** begin **
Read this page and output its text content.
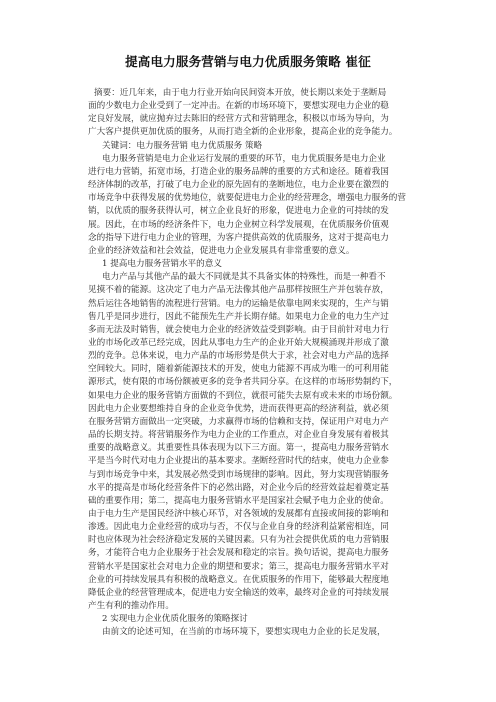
提高电力服务营销与电力优质服务策略 崔征

摘要：近几年来，由于电力行业开始向民间资本开放，使长期以来处于垄断局

面的少数电力企业受到了一定冲击。在新的市场环境下，要想实现电力企业的稳

定良好发展，就应抛弃过去陈旧的经营方式和营销理念，积极以市场为导向，为

广大客户提供更加优质的服务，从而打造全新的企业形象，提高企业的竞争能力。

关键词：电力服务营销 电力优质服务 策略

电力服务营销是电力企业运行发展的重要的环节，电力优质服务是电力企业

进行电力营销，拓宽市场，打造企业的服务品牌的重要的方式和途径。随着我国

经济体制的改革，打破了电力企业的原先固有的垄断地位，电力企业要在激烈的

市场竞争中获得发展的优势地位，就要促进电力企业的经营理念，增强电力服务的营

销，以优质的服务获得认可，树立企业良好的形象，促进电力企业的可持续的发

展。因此，在市场的经济条件下，电力企业树立科学发展观，在优质服务价值观

念的指导下进行电力企业的管理，为客户提供高效的优质服务，这对于提高电力

企业的经济效益和社会效益，促进电力企业发展具有非常重要的意义。

1 提高电力服务营销水平的意义

电力产品与其他产品的最大不同就是其不具备实体的特殊性，而是一种看不

见摸不着的能源。这决定了电力产品无法像其他产品那样按照生产并包装存放，

然后运往各地销售的流程进行营销。电力的运输是依靠电网来实现的，生产与销

售几乎是同步进行，因此不能预先生产并长期存储。如果电力企业的电力生产过

多而无法及时销售，就会使电力企业的经济效益受到影响。由于目前针对电力行

业的市场化改革已经完成，因此从事电力生产的企业开始大规模涌现并形成了激

烈的竞争。总体来说，电力产品的市场形势是供大于求，社会对电力产品的选择

空间较大。同时，随着新能源技术的开发，使电力能源不再成为唯一的可利用能

源形式，使有限的市场份额被更多的竞争者共同分享。在这样的市场形势制约下，

如果电力企业的服务营销方面做的不到位，就很可能失去原有或未来的市场份额。

因此电力企业要想维持自身的企业竞争优势，进而获得更高的经济利益，就必须

在服务营销方面做出一定突破，力求赢得市场的信赖和支持，保证用户对电力产

品的长期支持。将营销服务作为电力企业的工作重点，对企业自身发展有着极其

重要的战略意义。其重要性具体表现为以下三方面。第一，提高电力服务营销水

平是当今时代对电力企业提出的基本要求。垄断经营时代的结束，使电力企业参

与到市场竞争中来，其发展必然受到市场规律的影响。因此，努力实现营销服务

水平的提高是市场化经营条件下的必然出路，对企业今后的经营效益起着奠定基

础的重要作用；第二，提高电力服务营销水平是国家社会赋予电力企业的使命。

由于电力生产是国民经济中核心环节，对各领域的发展都有直接或间接的影响和

渗透。因此电力企业经营的成功与否，不仅与企业自身的经济利益紧密相连，同

时也应体现为社会经济稳定发展的关键因素。只有为社会提供优质的电力营销服

务，才能符合电力企业服务于社会发展和稳定的宗旨。换句话说，提高电力服务

营销水平是国家社会对电力企业的期望和要求；第三，提高电力服务营销水平对

企业的可持续发展具有积极的战略意义。在优质服务的作用下，能够最大程度地

降低企业的经营管理成本，促进电力安全输送的效率，最终对企业的可持续发展

产生有利的推动作用。

2 实现电力企业优质化服务的策略探讨

由前文的论述可知，在当前的市场环境下，要想实现电力企业的长足发展，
** end **
▶ **STATED PROBLEM**
Working from the lines above, reproduce the material exactly and exclude its pictures.

▶ **FINISHED ANSWER**
Read this page and output its text content.
提高电力服务营销与电力优质服务策略 崔征

摘要：近几年来，由于电力行业开始向民间资本开放，使长期以来处于垄断局

面的少数电力企业受到了一定冲击。在新的市场环境下，要想实现电力企业的稳

定良好发展，就应抛弃过去陈旧的经营方式和营销理念，积极以市场为导向，为

广大客户提供更加优质的服务，从而打造全新的企业形象，提高企业的竞争能力。

关键词：电力服务营销 电力优质服务 策略

电力服务营销是电力企业运行发展的重要的环节，电力优质服务是电力企业

进行电力营销，拓宽市场，打造企业的服务品牌的重要的方式和途径。随着我国

经济体制的改革，打破了电力企业的原先固有的垄断地位，电力企业要在激烈的

市场竞争中获得发展的优势地位，就要促进电力企业的经营理念，增强电力服务的营

销，以优质的服务获得认可，树立企业良好的形象，促进电力企业的可持续的发

展。因此，在市场的经济条件下，电力企业树立科学发展观，在优质服务价值观

念的指导下进行电力企业的管理，为客户提供高效的优质服务，这对于提高电力

企业的经济效益和社会效益，促进电力企业发展具有非常重要的意义。

1 提高电力服务营销水平的意义

电力产品与其他产品的最大不同就是其不具备实体的特殊性，而是一种看不

见摸不着的能源。这决定了电力产品无法像其他产品那样按照生产并包装存放，

然后运往各地销售的流程进行营销。电力的运输是依靠电网来实现的，生产与销

售几乎是同步进行，因此不能预先生产并长期存储。如果电力企业的电力生产过

多而无法及时销售，就会使电力企业的经济效益受到影响。由于目前针对电力行

业的市场化改革已经完成，因此从事电力生产的企业开始大规模涌现并形成了激

烈的竞争。总体来说，电力产品的市场形势是供大于求，社会对电力产品的选择

空间较大。同时，随着新能源技术的开发，使电力能源不再成为唯一的可利用能

源形式，使有限的市场份额被更多的竞争者共同分享。在这样的市场形势制约下，

如果电力企业的服务营销方面做的不到位，就很可能失去原有或未来的市场份额。

因此电力企业要想维持自身的企业竞争优势，进而获得更高的经济利益，就必须

在服务营销方面做出一定突破，力求赢得市场的信赖和支持，保证用户对电力产

品的长期支持。将营销服务作为电力企业的工作重点，对企业自身发展有着极其

重要的战略意义。其重要性具体表现为以下三方面。第一，提高电力服务营销水

平是当今时代对电力企业提出的基本要求。垄断经营时代的结束，使电力企业参

与到市场竞争中来，其发展必然受到市场规律的影响。因此，努力实现营销服务

水平的提高是市场化经营条件下的必然出路，对企业今后的经营效益起着奠定基

础的重要作用；第二，提高电力服务营销水平是国家社会赋予电力企业的使命。

由于电力生产是国民经济中核心环节，对各领域的发展都有直接或间接的影响和

渗透。因此电力企业经营的成功与否，不仅与企业自身的经济利益紧密相连，同

时也应体现为社会经济稳定发展的关键因素。只有为社会提供优质的电力营销服

务，才能符合电力企业服务于社会发展和稳定的宗旨。换句话说，提高电力服务

营销水平是国家社会对电力企业的期望和要求；第三，提高电力服务营销水平对

企业的可持续发展具有积极的战略意义。在优质服务的作用下，能够最大程度地

降低企业的经营管理成本，促进电力安全输送的效率，最终对企业的可持续发展

产生有利的推动作用。

2 实现电力企业优质化服务的策略探讨

由前文的论述可知，在当前的市场环境下，要想实现电力企业的长足发展，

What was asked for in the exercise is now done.